◆ Data listing:
☆ ☆ ☆ ☆

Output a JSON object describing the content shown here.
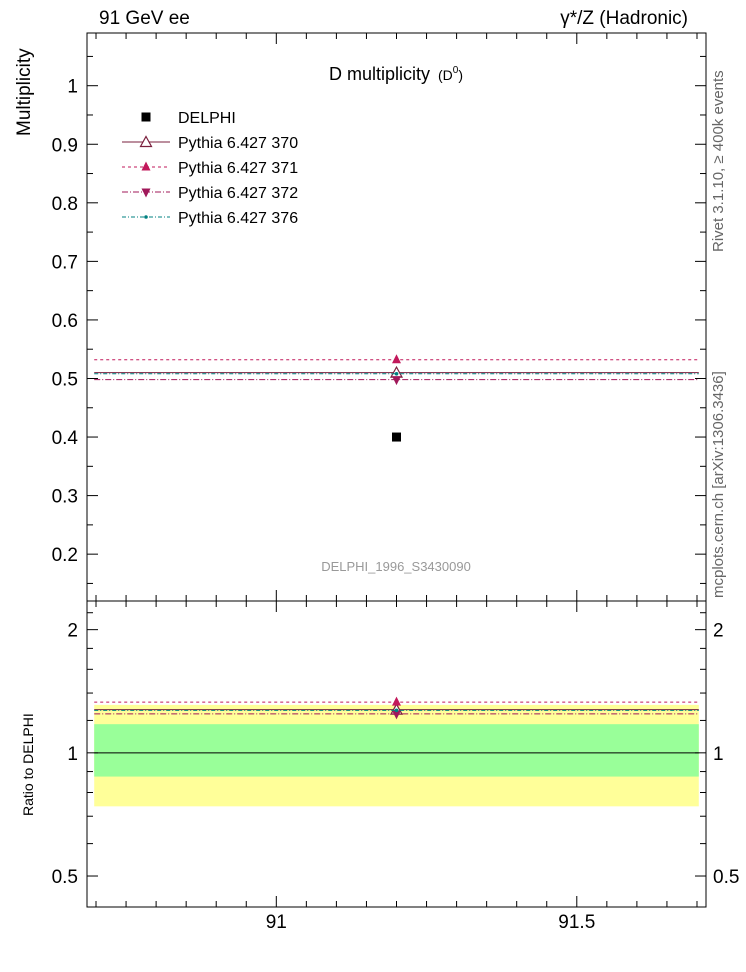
{
  "header": {
    "left": "91 GeV ee",
    "right": "γ*/Z (Hadronic)"
  },
  "side_labels": {
    "rivet": "Rivet 3.1.10, ≥ 400k events",
    "mcplots": "mcplots.cern.ch [arXiv:1306.3436]"
  },
  "chart_data": {
    "type": "scatter",
    "title": "D multiplicity",
    "title_suffix": "(D",
    "title_sup": "0",
    "title_close": ")",
    "analysis_id": "DELPHI_1996_S3430090",
    "xlim": [
      90.685,
      91.715
    ],
    "x_ticks": [
      91,
      91.5
    ],
    "x_tick_labels": [
      "91",
      "91.5"
    ],
    "main": {
      "ylabel": "Multiplicity",
      "ylim": [
        0.12,
        1.09
      ],
      "y_ticks": [
        0.2,
        0.3,
        0.4,
        0.5,
        0.6,
        0.7,
        0.8,
        0.9,
        1
      ],
      "y_tick_labels": [
        "0.2",
        "0.3",
        "0.4",
        "0.5",
        "0.6",
        "0.7",
        "0.8",
        "0.9",
        "1"
      ]
    },
    "ratio": {
      "ylabel": "Ratio to DELPHI",
      "scale": "log",
      "ylim": [
        0.42,
        2.35
      ],
      "y_ticks": [
        0.5,
        1,
        2
      ],
      "y_tick_labels": [
        "0.5",
        "1",
        "2"
      ],
      "bands": [
        {
          "name": "1-sigma",
          "low": 0.875,
          "high": 1.175,
          "color": "#99ff99"
        },
        {
          "name": "2-sigma",
          "low": 0.74,
          "high": 1.31,
          "color": "#ffff99"
        }
      ]
    },
    "legend_position": "top-left",
    "series": [
      {
        "name": "DELPHI",
        "marker": "square",
        "color": "#000000",
        "dash": "none",
        "x": 91.2,
        "y": 0.4,
        "ratio": 1.0,
        "is_data": true
      },
      {
        "name": "Pythia 6.427 370",
        "marker": "triangle-open",
        "color": "#7a1f3d",
        "dash": "none",
        "x": 91.2,
        "y": 0.51,
        "ratio": 1.275
      },
      {
        "name": "Pythia 6.427 371",
        "marker": "triangle-up",
        "color": "#c2185b",
        "dash": "3,3",
        "x": 91.2,
        "y": 0.532,
        "ratio": 1.33
      },
      {
        "name": "Pythia 6.427 372",
        "marker": "triangle-down",
        "color": "#a0185a",
        "dash": "6,2,1,2",
        "x": 91.2,
        "y": 0.498,
        "ratio": 1.245
      },
      {
        "name": "Pythia 6.427 376",
        "marker": "dot",
        "color": "#008080",
        "dash": "4,2,1,2",
        "x": 91.2,
        "y": 0.508,
        "ratio": 1.27
      }
    ]
  }
}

☆ ☆ ☆ ☆

◆ Exercise goal:
All the lines above are to be reproduced exactly, except the pictures.

◆ Solved problem:
Output a JSON object describing the content shown here.
{
  "header": {
    "left": "91 GeV ee",
    "right": "γ*/Z (Hadronic)"
  },
  "side_labels": {
    "rivet": "Rivet 3.1.10, ≥ 400k events",
    "mcplots": "mcplots.cern.ch [arXiv:1306.3436]"
  },
  "chart_data": {
    "type": "scatter",
    "title": "D multiplicity",
    "title_suffix": "(D",
    "title_sup": "0",
    "title_close": ")",
    "analysis_id": "DELPHI_1996_S3430090",
    "xlim": [
      90.685,
      91.715
    ],
    "x_ticks": [
      91,
      91.5
    ],
    "x_tick_labels": [
      "91",
      "91.5"
    ],
    "main": {
      "ylabel": "Multiplicity",
      "ylim": [
        0.12,
        1.09
      ],
      "y_ticks": [
        0.2,
        0.3,
        0.4,
        0.5,
        0.6,
        0.7,
        0.8,
        0.9,
        1
      ],
      "y_tick_labels": [
        "0.2",
        "0.3",
        "0.4",
        "0.5",
        "0.6",
        "0.7",
        "0.8",
        "0.9",
        "1"
      ]
    },
    "ratio": {
      "ylabel": "Ratio to DELPHI",
      "scale": "log",
      "ylim": [
        0.42,
        2.35
      ],
      "y_ticks": [
        0.5,
        1,
        2
      ],
      "y_tick_labels": [
        "0.5",
        "1",
        "2"
      ],
      "bands": [
        {
          "name": "1-sigma",
          "low": 0.875,
          "high": 1.175,
          "color": "#99ff99"
        },
        {
          "name": "2-sigma",
          "low": 0.74,
          "high": 1.31,
          "color": "#ffff99"
        }
      ]
    },
    "legend_position": "top-left",
    "series": [
      {
        "name": "DELPHI",
        "marker": "square",
        "color": "#000000",
        "dash": "none",
        "x": 91.2,
        "y": 0.4,
        "ratio": 1.0,
        "is_data": true
      },
      {
        "name": "Pythia 6.427 370",
        "marker": "triangle-open",
        "color": "#7a1f3d",
        "dash": "none",
        "x": 91.2,
        "y": 0.51,
        "ratio": 1.275
      },
      {
        "name": "Pythia 6.427 371",
        "marker": "triangle-up",
        "color": "#c2185b",
        "dash": "3,3",
        "x": 91.2,
        "y": 0.532,
        "ratio": 1.33
      },
      {
        "name": "Pythia 6.427 372",
        "marker": "triangle-down",
        "color": "#a0185a",
        "dash": "6,2,1,2",
        "x": 91.2,
        "y": 0.498,
        "ratio": 1.245
      },
      {
        "name": "Pythia 6.427 376",
        "marker": "dot",
        "color": "#008080",
        "dash": "4,2,1,2",
        "x": 91.2,
        "y": 0.508,
        "ratio": 1.27
      }
    ]
  }
}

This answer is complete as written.